◆ Records for the task ◆
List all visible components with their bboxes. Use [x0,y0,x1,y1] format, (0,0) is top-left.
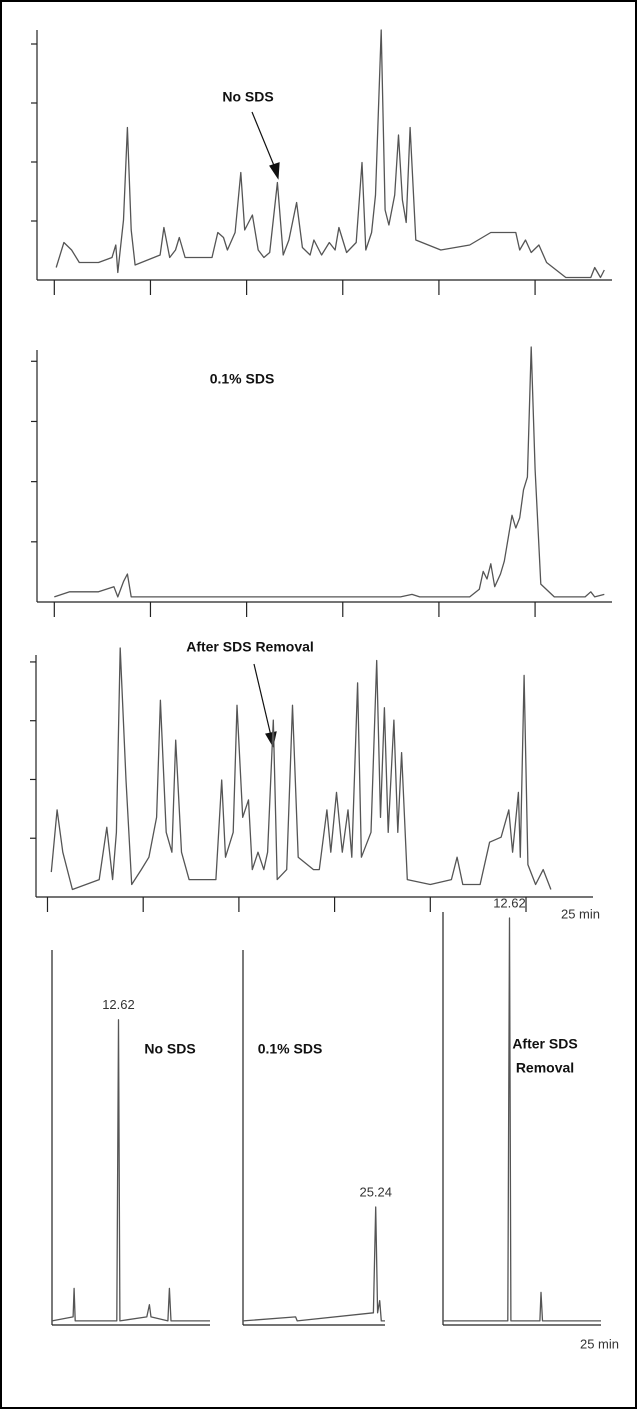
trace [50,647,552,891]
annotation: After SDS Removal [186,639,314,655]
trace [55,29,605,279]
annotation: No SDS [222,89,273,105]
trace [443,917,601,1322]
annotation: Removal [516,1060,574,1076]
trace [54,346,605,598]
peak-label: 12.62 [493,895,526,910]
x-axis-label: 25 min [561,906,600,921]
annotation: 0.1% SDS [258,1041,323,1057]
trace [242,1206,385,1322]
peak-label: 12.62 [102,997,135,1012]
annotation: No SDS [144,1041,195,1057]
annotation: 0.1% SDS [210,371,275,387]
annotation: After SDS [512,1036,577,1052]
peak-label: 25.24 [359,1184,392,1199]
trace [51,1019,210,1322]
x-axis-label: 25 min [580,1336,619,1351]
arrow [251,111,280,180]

◆ Instruction ◆
Reproduce every line of the records above verbatim, omitting the pictures.

◆ Answer to the problem ◆
List all visible components with their bboxes. Use [x0,y0,x1,y1] format, (0,0) is top-left.
trace [50,647,552,891]
annotation: After SDS Removal [186,639,314,655]
trace [55,29,605,279]
annotation: No SDS [222,89,273,105]
trace [443,917,601,1322]
annotation: Removal [516,1060,574,1076]
trace [54,346,605,598]
peak-label: 12.62 [493,895,526,910]
x-axis-label: 25 min [561,906,600,921]
annotation: 0.1% SDS [258,1041,323,1057]
trace [242,1206,385,1322]
peak-label: 12.62 [102,997,135,1012]
annotation: No SDS [144,1041,195,1057]
annotation: 0.1% SDS [210,371,275,387]
annotation: After SDS [512,1036,577,1052]
peak-label: 25.24 [359,1184,392,1199]
trace [51,1019,210,1322]
x-axis-label: 25 min [580,1336,619,1351]
arrow [251,111,280,180]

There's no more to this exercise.